[Work required] Extract and list every line that contains the word "disc".

## BEGIN Material

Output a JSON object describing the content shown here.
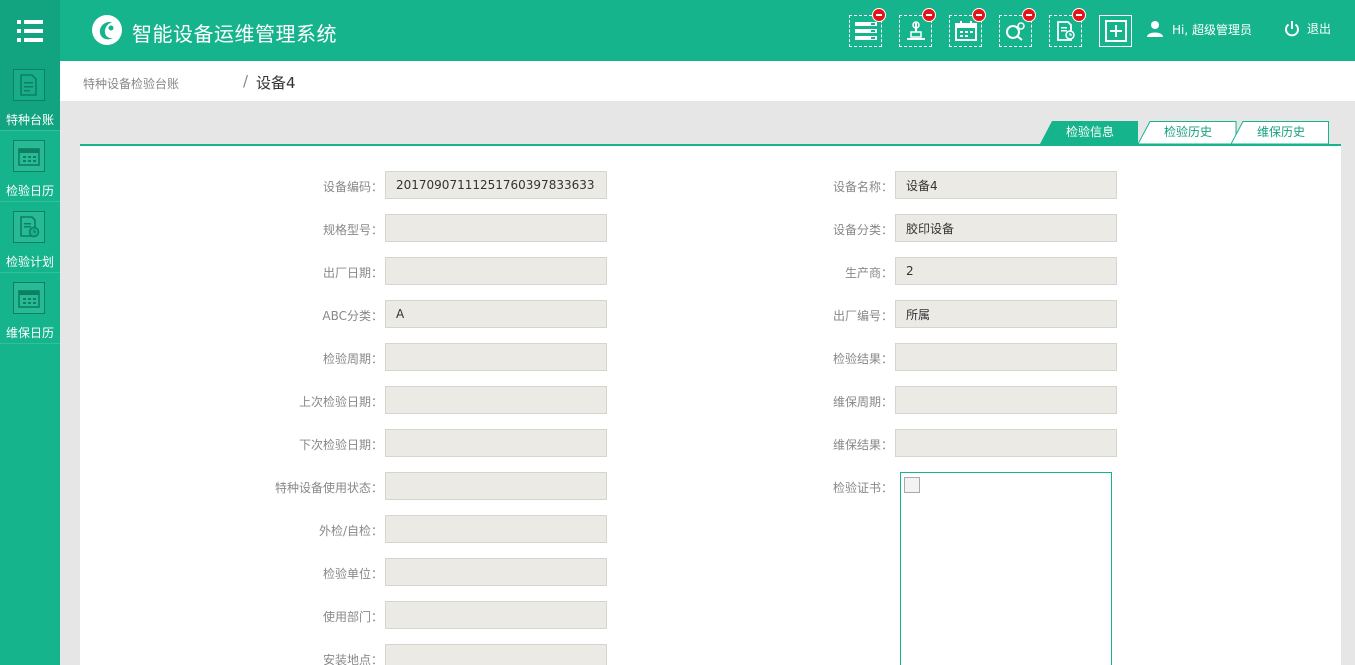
{
  "header": {
    "app_title": "智能设备运维管理系统",
    "user_greeting": "Hi, 超级管理员",
    "logout_label": "退出",
    "tools": [
      {
        "icon": "list-icon"
      },
      {
        "icon": "equipment-icon"
      },
      {
        "icon": "calendar-icon"
      },
      {
        "icon": "search-gear-icon"
      },
      {
        "icon": "document-clock-icon"
      },
      {
        "icon": "add-icon"
      }
    ]
  },
  "sidebar": {
    "items": [
      {
        "label": "特种台账",
        "icon": "ledger-icon",
        "active": true
      },
      {
        "label": "检验日历",
        "icon": "calendar-icon"
      },
      {
        "label": "检验计划",
        "icon": "plan-icon"
      },
      {
        "label": "维保日历",
        "icon": "calendar-icon"
      }
    ]
  },
  "breadcrumb": {
    "parent": "特种设备检验台账",
    "separator": "/",
    "current": "设备4"
  },
  "tabs": [
    {
      "label": "检验信息",
      "active": true
    },
    {
      "label": "检验历史"
    },
    {
      "label": "维保历史"
    }
  ],
  "form": {
    "left": [
      {
        "label": "设备编码：",
        "value": "20170907111251760397833633"
      },
      {
        "label": "规格型号：",
        "value": ""
      },
      {
        "label": "出厂日期：",
        "value": ""
      },
      {
        "label": "ABC分类：",
        "value": "A"
      },
      {
        "label": "检验周期：",
        "value": ""
      },
      {
        "label": "上次检验日期：",
        "value": ""
      },
      {
        "label": "下次检验日期：",
        "value": ""
      },
      {
        "label": "特种设备使用状态：",
        "value": ""
      },
      {
        "label": "外检/自检：",
        "value": ""
      },
      {
        "label": "检验单位：",
        "value": ""
      },
      {
        "label": "使用部门：",
        "value": ""
      },
      {
        "label": "安装地点：",
        "value": ""
      }
    ],
    "right": [
      {
        "label": "设备名称：",
        "value": "设备4"
      },
      {
        "label": "设备分类：",
        "value": "胶印设备"
      },
      {
        "label": "生产商：",
        "value": "2"
      },
      {
        "label": "出厂编号：",
        "value": "所属"
      },
      {
        "label": "检验结果：",
        "value": ""
      },
      {
        "label": "维保周期：",
        "value": ""
      },
      {
        "label": "维保结果：",
        "value": ""
      }
    ],
    "certificate_label": "检验证书："
  },
  "colors": {
    "brand": "#16b48c",
    "brand_dark": "#12a380",
    "badge": "#e4141b",
    "input_bg": "#ebeae5"
  }
}
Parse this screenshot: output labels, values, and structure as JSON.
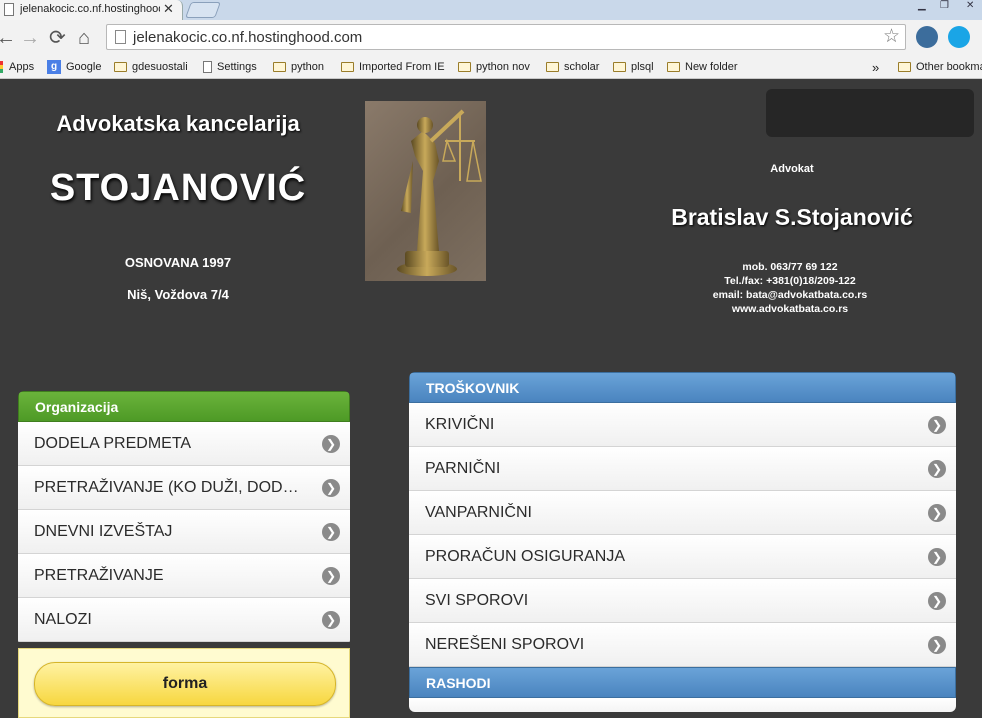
{
  "browser": {
    "tab_title": "jelenakocic.co.nf.hostinghood",
    "url": "jelenakocic.co.nf.hostinghood.com",
    "bookmarks": [
      "Apps",
      "Google",
      "gdesuostali",
      "Settings",
      "python",
      "Imported From IE",
      "python nov",
      "scholar",
      "plsql",
      "New folder"
    ],
    "overflow": "»",
    "other_bookmarks": "Other bookmarks"
  },
  "header": {
    "firm_title": "Advokatska kancelarija",
    "firm_name": "STOJANOVIĆ",
    "founded": "OSNOVANA 1997",
    "address": "Niš, Voždova 7/4",
    "advocate_label": "Advokat",
    "advocate_name": "Bratislav S.Stojanović",
    "mobile": "mob. 063/77 69 122",
    "telfax": "Tel./fax: +381(0)18/209-122",
    "email": "email: bata@advokatbata.co.rs",
    "website": "www.advokatbata.co.rs"
  },
  "organizacija": {
    "title": "Organizacija",
    "items": [
      "DODELA PREDMETA",
      "PRETRAŽIVANJE (KO DUŽI, DODELI...",
      "DNEVNI IZVEŠTAJ",
      "PRETRAŽIVANJE",
      "NALOZI"
    ]
  },
  "form": {
    "label": "forma"
  },
  "troskovnik": {
    "title": "TROŠKOVNIK",
    "items": [
      "KRIVIČNI",
      "PARNIČNI",
      "VANPARNIČNI",
      "PRORAČUN OSIGURANJA",
      "SVI SPOROVI",
      "NEREŠENI SPOROVI"
    ]
  },
  "rashodi": {
    "title": "RASHODI"
  }
}
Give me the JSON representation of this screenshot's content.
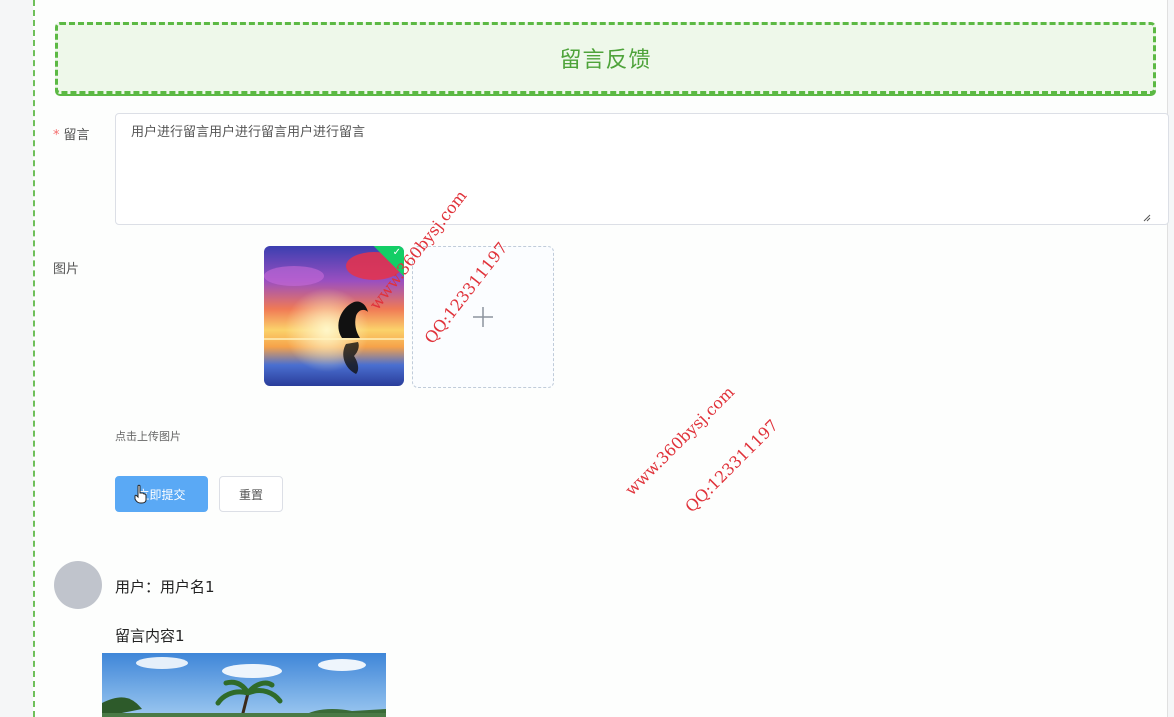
{
  "banner": {
    "title": "留言反馈"
  },
  "form": {
    "message_label": "留言",
    "required_mark": "*",
    "message_value": "用户进行留言用户进行留言用户进行留言",
    "image_label": "图片",
    "upload_hint": "点击上传图片",
    "submit_label": "立即提交",
    "reset_label": "重置"
  },
  "comments": [
    {
      "user": "用户：用户名1",
      "content": "留言内容1"
    }
  ],
  "watermarks": {
    "site": "www.360bysj.com",
    "qq": "QQ:123311197"
  },
  "colors": {
    "accent_green": "#5cb944",
    "primary_blue": "#5aa9f5",
    "success_badge": "#13ce66",
    "required_red": "#f56c6c",
    "watermark_red": "#e0323a"
  }
}
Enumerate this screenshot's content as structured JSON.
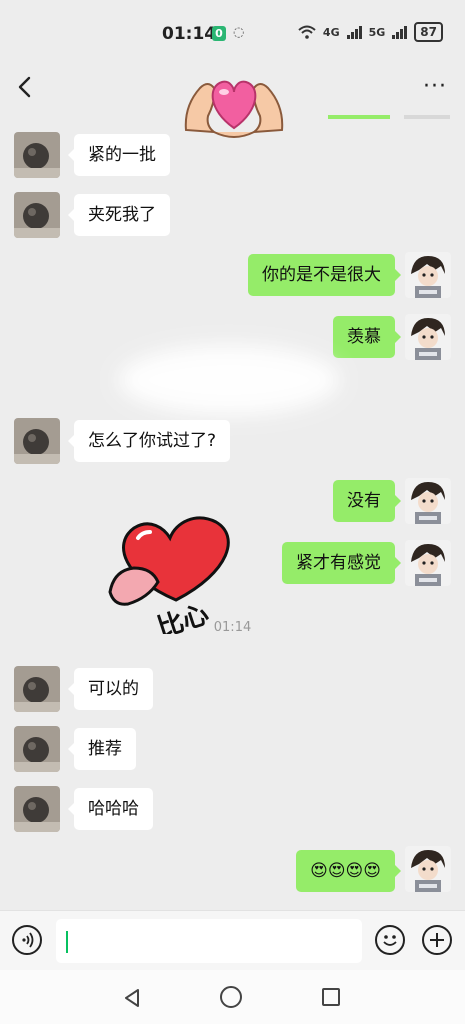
{
  "status": {
    "time": "01:14",
    "badge": "0",
    "net1": "4G",
    "net2": "5G",
    "battery": "87"
  },
  "header": {
    "more_label": "···"
  },
  "messages": [
    {
      "side": "in",
      "text": "紧的一批"
    },
    {
      "side": "in",
      "text": "夹死我了"
    },
    {
      "side": "out",
      "text": "你的是不是很大"
    },
    {
      "side": "out",
      "text": "羡慕"
    },
    {
      "side": "in",
      "text": "怎么了你试过了?"
    },
    {
      "side": "out",
      "text": "没有"
    },
    {
      "side": "out",
      "text": "紧才有感觉"
    },
    {
      "side": "in",
      "text": "可以的"
    },
    {
      "side": "in",
      "text": "推荐"
    },
    {
      "side": "in",
      "text": "哈哈哈"
    },
    {
      "side": "out",
      "text": "😍😍😍😍"
    }
  ],
  "stickers": {
    "heart_text": "比心"
  },
  "timestamp": "01:14",
  "input": {
    "value": ""
  },
  "colors": {
    "background": "#ededed",
    "outgoing_bubble": "#95ec69",
    "incoming_bubble": "#ffffff",
    "accent": "#07c160"
  }
}
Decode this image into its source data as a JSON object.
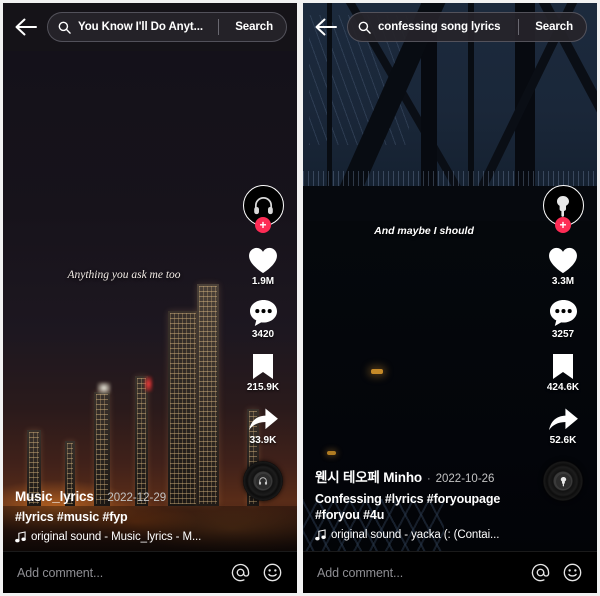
{
  "panels": [
    {
      "id": "left",
      "search": {
        "query": "You Know I'll Do Anyt...",
        "button_label": "Search",
        "icon": "search-icon",
        "back_icon": "back-arrow-icon"
      },
      "video": {
        "caption": "Anything you ask me too",
        "scene": "night-cityscape"
      },
      "rail": {
        "avatar_icon": "headphones-avatar-icon",
        "follow_label": "+",
        "like_count": "1.9M",
        "comment_count": "3420",
        "bookmark_count": "215.9K",
        "share_count": "33.9K",
        "disc_icon": "headphones-disc-icon"
      },
      "info": {
        "username": "Music_lyrics",
        "separator": "·",
        "date": "2022-12-29",
        "description": "#lyrics #music #fyp",
        "music": "original sound - Music_lyrics - M..."
      },
      "comment": {
        "placeholder": "Add comment...",
        "mention_icon": "at-mention-icon",
        "emoji_icon": "smiley-emoji-icon"
      }
    },
    {
      "id": "right",
      "search": {
        "query": "confessing song lyrics",
        "button_label": "Search",
        "icon": "search-icon",
        "back_icon": "back-arrow-icon"
      },
      "video": {
        "caption": "And maybe I should",
        "scene": "steel-bridge-truss"
      },
      "rail": {
        "avatar_icon": "earbuds-avatar-icon",
        "follow_label": "+",
        "like_count": "3.3M",
        "comment_count": "3257",
        "bookmark_count": "424.6K",
        "share_count": "52.6K",
        "disc_icon": "earbuds-disc-icon"
      },
      "info": {
        "username": "웬시 테오페 Minho",
        "separator": "·",
        "date": "2022-10-26",
        "description": "Confessing #lyrics #foryoupage #foryou #4u",
        "music": "original sound - yacka (: (Contai..."
      },
      "comment": {
        "placeholder": "Add comment...",
        "mention_icon": "at-mention-icon",
        "emoji_icon": "smiley-emoji-icon"
      }
    }
  ],
  "colors": {
    "accent": "#fe2c55",
    "background": "#000000",
    "text": "#ffffff",
    "muted": "#8e8e93"
  }
}
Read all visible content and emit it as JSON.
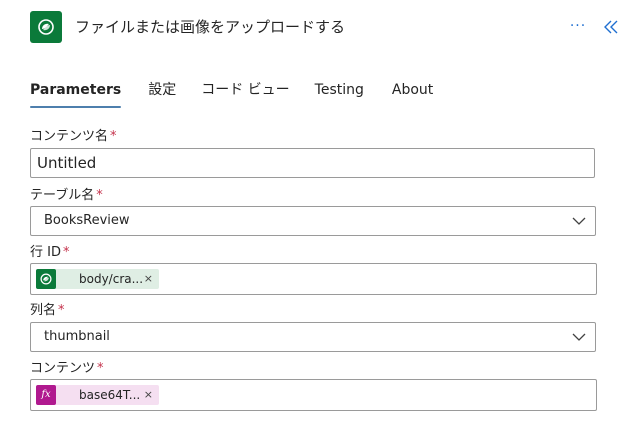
{
  "header": {
    "title": "ファイルまたは画像をアップロードする",
    "more_label": "···",
    "app_icon": "dataverse-icon",
    "collapse_icon": "double-chevron-left-icon"
  },
  "tabs": [
    {
      "label": "Parameters",
      "active": true
    },
    {
      "label": "設定",
      "active": false
    },
    {
      "label": "コード ビュー",
      "active": false
    },
    {
      "label": "Testing",
      "active": false
    },
    {
      "label": "About",
      "active": false
    }
  ],
  "fields": {
    "content_name": {
      "label": "コンテンツ名",
      "required": "*",
      "value": "Untitled"
    },
    "table_name": {
      "label": "テーブル名",
      "required": "*",
      "value": "BooksReview"
    },
    "row_id": {
      "label": "行 ID",
      "required": "*",
      "token": "body/cra...",
      "token_icon": "dataverse-icon",
      "remove": "×"
    },
    "column_name": {
      "label": "列名",
      "required": "*",
      "value": "thumbnail"
    },
    "content": {
      "label": "コンテンツ",
      "required": "*",
      "token": "base64T...",
      "token_icon": "fx-icon",
      "token_icon_text": "fx",
      "remove": "×"
    }
  },
  "colors": {
    "accent": "#1f6fd1",
    "tab_underline": "#4e7fad",
    "dataverse_green": "#0b7a3a",
    "expression_purple": "#b0198f",
    "required_red": "#c4314b"
  }
}
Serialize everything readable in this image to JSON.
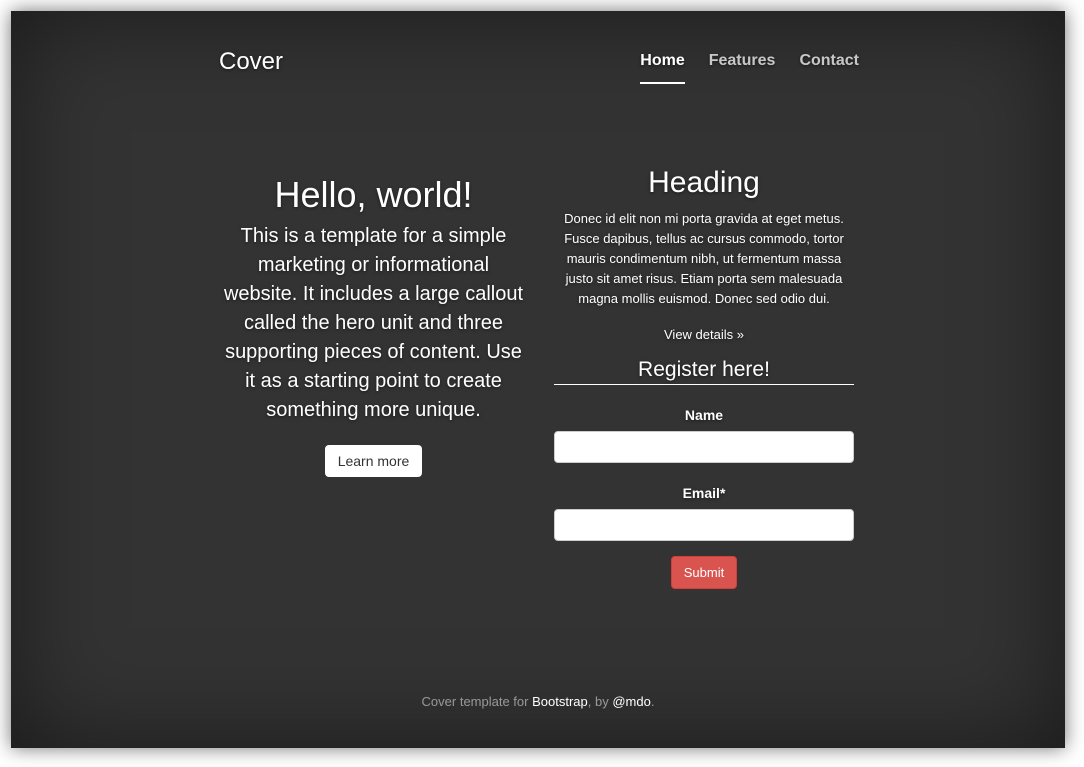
{
  "header": {
    "brand": "Cover",
    "nav": [
      {
        "label": "Home",
        "active": true
      },
      {
        "label": "Features",
        "active": false
      },
      {
        "label": "Contact",
        "active": false
      }
    ]
  },
  "hero": {
    "title": "Hello, world!",
    "body": "This is a template for a simple marketing or informational website. It includes a large callout called the hero unit and three supporting pieces of content. Use it as a starting point to create something more unique.",
    "button_label": "Learn more"
  },
  "side": {
    "title": "Heading",
    "body": "Donec id elit non mi porta gravida at eget metus. Fusce dapibus, tellus ac cursus commodo, tortor mauris condimentum nibh, ut fermentum massa justo sit amet risus. Etiam porta sem malesuada magna mollis euismod. Donec sed odio dui.",
    "link_label": "View details »"
  },
  "form": {
    "title": "Register here!",
    "name_label": "Name",
    "name_value": "",
    "email_label": "Email*",
    "email_value": "",
    "submit_label": "Submit"
  },
  "footer": {
    "prefix": "Cover template for ",
    "link1": "Bootstrap",
    "middle": ", by ",
    "link2": "@mdo",
    "suffix": "."
  },
  "colors": {
    "background": "#333333",
    "submit": "#d9534f"
  }
}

## END Material

[Exercise solution]
        "disc_icon": "headphones-disc-icon"
        "disc_icon": "earbuds-disc-icon"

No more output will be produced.